*** Material provided ***

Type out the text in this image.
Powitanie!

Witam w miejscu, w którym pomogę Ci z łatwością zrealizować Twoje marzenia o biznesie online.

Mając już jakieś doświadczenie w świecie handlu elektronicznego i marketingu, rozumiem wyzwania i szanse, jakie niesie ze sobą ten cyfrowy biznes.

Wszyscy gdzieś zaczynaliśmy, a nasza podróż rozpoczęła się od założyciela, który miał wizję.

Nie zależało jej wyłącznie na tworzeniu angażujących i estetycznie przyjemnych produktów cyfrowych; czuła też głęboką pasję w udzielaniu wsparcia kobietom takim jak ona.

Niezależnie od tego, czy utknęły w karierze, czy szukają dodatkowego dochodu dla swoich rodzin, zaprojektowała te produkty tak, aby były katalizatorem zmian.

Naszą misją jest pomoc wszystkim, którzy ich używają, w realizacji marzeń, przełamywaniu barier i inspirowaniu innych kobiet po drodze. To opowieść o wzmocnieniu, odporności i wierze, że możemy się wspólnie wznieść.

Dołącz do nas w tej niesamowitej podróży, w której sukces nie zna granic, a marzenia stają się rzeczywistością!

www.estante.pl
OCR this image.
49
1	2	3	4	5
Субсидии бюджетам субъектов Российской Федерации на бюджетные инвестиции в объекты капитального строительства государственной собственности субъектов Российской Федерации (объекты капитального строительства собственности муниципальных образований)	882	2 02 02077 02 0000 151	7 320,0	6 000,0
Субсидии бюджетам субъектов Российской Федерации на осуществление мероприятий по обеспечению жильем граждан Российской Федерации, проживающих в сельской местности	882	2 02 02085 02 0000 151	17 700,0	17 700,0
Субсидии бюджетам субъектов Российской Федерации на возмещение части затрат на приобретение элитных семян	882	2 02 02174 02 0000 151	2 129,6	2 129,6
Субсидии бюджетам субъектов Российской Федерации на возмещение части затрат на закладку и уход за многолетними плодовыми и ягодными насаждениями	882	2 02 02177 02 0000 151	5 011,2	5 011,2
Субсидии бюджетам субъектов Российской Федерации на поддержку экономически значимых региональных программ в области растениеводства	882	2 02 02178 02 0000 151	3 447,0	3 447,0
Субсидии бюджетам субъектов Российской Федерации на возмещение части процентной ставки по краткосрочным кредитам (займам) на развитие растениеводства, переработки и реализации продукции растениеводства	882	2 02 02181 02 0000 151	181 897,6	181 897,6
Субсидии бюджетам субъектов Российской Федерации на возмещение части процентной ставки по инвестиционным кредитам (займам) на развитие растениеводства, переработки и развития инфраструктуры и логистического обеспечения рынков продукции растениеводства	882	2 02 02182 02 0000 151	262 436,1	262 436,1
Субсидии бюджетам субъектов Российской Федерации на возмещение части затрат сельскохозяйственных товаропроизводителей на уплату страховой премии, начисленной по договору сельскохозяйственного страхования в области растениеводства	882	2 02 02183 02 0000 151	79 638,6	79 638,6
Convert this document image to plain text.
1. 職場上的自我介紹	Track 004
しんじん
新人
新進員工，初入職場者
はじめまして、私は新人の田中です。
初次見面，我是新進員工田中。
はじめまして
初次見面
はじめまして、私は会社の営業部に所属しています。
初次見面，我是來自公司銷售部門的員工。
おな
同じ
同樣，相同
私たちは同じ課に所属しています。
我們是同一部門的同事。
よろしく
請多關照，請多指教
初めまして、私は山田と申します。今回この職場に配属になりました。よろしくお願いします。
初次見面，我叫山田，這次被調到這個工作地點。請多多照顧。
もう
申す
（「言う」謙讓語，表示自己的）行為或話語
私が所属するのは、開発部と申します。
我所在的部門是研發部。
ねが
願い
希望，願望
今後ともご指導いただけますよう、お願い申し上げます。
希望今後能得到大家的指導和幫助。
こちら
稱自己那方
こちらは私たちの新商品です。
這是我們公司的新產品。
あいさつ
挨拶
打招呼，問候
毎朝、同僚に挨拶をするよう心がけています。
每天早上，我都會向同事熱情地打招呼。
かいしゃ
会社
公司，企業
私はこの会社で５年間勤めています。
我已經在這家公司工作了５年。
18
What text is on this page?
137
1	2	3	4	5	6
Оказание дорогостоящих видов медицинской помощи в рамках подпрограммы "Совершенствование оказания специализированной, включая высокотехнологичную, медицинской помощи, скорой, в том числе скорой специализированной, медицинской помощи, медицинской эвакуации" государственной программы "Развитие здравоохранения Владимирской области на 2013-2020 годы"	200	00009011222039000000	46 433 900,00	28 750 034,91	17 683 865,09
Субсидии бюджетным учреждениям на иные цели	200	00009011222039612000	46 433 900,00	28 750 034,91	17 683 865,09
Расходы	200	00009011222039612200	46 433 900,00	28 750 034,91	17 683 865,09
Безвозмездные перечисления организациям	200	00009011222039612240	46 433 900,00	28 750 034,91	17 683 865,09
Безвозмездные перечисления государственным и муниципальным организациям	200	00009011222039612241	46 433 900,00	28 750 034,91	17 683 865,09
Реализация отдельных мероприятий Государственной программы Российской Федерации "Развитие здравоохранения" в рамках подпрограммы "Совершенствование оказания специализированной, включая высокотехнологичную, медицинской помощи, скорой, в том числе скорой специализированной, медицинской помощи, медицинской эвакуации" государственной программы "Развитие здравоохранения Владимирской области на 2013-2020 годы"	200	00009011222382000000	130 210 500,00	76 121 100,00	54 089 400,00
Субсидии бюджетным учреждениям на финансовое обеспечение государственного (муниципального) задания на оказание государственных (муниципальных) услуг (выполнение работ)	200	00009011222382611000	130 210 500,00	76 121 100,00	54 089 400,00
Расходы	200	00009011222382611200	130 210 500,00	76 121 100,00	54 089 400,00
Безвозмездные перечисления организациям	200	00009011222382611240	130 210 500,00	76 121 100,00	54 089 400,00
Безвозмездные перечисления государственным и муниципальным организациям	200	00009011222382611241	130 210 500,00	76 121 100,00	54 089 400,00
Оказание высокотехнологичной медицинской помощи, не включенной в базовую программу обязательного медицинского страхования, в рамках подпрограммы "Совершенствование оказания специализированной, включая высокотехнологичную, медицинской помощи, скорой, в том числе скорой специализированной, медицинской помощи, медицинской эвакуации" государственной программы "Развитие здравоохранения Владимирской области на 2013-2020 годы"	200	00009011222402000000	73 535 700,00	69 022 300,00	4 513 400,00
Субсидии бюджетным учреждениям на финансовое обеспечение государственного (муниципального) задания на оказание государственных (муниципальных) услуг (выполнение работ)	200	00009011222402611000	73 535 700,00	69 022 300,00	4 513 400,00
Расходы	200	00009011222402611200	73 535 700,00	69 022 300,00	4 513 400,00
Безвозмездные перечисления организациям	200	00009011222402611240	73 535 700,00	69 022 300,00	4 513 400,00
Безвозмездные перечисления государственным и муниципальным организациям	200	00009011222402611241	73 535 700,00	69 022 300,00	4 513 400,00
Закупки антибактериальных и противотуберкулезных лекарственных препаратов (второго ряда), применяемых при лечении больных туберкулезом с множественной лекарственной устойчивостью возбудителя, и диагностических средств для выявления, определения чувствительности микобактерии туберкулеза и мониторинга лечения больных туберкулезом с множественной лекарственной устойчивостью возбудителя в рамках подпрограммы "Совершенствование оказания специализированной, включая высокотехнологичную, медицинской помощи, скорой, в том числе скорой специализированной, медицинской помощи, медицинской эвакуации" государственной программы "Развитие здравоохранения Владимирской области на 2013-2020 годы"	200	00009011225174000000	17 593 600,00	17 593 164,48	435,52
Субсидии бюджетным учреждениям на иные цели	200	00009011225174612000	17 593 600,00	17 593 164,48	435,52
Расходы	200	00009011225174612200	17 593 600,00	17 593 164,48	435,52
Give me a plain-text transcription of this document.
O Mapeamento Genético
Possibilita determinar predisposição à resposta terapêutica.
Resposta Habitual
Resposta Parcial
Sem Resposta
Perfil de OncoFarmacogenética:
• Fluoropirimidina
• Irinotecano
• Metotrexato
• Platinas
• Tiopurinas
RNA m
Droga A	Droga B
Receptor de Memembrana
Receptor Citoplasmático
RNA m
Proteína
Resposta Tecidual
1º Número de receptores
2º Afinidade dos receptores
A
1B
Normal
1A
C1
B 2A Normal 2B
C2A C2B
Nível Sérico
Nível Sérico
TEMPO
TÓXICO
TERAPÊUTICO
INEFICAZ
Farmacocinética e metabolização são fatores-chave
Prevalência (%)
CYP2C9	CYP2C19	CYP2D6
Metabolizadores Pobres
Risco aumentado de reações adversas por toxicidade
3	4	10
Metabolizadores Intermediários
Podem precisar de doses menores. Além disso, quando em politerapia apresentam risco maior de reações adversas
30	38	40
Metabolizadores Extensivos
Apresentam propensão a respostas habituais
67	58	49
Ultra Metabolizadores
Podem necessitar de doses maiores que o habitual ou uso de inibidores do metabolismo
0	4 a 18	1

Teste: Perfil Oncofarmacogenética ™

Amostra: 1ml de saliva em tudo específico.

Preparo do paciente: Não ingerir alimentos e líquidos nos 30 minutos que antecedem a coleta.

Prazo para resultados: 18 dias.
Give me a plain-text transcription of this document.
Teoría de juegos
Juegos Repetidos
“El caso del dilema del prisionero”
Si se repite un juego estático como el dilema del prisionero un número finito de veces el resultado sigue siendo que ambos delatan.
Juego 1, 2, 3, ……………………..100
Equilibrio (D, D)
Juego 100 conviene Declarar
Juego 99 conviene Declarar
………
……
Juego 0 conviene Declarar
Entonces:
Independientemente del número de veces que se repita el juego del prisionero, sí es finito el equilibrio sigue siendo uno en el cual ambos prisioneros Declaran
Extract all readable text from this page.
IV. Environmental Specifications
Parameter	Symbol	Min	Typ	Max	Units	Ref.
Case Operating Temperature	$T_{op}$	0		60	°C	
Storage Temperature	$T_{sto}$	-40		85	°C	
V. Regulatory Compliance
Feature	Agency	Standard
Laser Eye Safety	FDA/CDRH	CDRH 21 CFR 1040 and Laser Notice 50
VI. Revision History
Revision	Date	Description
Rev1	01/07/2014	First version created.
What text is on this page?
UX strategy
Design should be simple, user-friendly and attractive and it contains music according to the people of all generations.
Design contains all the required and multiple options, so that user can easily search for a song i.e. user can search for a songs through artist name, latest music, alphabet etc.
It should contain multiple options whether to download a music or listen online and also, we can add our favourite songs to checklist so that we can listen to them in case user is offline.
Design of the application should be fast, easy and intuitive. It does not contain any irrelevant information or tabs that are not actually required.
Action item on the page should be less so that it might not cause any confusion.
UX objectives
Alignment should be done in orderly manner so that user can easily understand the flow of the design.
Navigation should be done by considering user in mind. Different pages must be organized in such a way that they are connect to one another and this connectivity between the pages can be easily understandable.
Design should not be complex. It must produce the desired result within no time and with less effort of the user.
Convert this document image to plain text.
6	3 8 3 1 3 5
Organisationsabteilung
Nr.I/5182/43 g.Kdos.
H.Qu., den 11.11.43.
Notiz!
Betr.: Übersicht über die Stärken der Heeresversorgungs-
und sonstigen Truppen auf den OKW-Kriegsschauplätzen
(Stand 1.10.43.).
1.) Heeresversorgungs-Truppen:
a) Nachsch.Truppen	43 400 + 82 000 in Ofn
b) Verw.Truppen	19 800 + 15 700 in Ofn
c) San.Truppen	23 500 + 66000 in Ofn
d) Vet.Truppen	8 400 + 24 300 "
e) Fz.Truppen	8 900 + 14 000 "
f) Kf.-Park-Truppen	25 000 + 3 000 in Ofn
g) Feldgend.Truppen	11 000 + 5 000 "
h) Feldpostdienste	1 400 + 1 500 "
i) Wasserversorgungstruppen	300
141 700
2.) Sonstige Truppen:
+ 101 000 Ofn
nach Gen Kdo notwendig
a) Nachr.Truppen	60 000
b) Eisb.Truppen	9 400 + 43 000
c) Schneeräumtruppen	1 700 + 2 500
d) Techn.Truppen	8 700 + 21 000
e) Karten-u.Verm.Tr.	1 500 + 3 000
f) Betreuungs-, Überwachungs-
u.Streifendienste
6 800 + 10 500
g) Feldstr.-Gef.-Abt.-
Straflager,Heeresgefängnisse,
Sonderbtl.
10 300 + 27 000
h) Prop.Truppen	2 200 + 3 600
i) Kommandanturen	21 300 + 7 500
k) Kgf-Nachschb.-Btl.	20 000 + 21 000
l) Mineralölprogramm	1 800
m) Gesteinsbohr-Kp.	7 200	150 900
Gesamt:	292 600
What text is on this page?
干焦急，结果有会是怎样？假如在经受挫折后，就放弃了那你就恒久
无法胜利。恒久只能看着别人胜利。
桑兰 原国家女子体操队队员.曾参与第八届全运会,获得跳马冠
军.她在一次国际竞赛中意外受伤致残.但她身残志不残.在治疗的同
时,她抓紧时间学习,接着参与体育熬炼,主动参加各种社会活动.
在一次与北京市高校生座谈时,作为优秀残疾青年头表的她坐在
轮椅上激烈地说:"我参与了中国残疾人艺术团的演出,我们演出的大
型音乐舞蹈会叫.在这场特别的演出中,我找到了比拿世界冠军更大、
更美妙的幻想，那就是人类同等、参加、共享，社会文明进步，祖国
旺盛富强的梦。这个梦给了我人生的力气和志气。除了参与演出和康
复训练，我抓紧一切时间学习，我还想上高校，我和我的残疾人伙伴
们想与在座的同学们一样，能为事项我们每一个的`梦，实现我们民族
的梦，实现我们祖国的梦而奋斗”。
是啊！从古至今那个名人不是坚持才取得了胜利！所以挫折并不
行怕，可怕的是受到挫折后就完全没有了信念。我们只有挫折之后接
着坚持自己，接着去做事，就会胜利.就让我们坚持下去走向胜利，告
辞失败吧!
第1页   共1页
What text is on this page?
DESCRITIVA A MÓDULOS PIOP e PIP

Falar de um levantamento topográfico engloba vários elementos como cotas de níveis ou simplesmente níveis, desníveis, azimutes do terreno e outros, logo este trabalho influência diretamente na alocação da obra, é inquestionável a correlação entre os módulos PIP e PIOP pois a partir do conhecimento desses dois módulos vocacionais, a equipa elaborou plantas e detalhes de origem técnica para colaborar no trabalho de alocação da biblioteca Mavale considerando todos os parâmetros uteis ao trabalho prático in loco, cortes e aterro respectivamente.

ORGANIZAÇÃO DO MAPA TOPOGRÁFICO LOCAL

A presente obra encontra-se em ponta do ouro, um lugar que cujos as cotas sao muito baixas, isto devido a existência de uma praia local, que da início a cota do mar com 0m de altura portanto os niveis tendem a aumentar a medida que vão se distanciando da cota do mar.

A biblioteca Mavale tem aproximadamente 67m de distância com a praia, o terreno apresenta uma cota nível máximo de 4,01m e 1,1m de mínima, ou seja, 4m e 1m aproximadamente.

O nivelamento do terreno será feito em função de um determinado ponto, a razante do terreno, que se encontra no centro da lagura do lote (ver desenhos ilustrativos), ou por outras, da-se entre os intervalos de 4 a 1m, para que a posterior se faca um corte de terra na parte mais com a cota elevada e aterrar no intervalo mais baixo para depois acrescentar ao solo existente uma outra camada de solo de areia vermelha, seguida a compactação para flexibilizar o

***

**Instruction:** Read the lines above. Gather those in which the string "Расходы" is found.

**Solution to the exercise:**
Расходы	200	00009011222039612200	46 433 900,00	28 750 034,91	17 683 865,09
Расходы	200	00009011222382611200	130 210 500,00	76 121 100,00	54 089 400,00
Расходы	200	00009011222402611200	73 535 700,00	69 022 300,00	4 513 400,00
Расходы	200	00009011225174612200	17 593 600,00	17 593 164,48	435,52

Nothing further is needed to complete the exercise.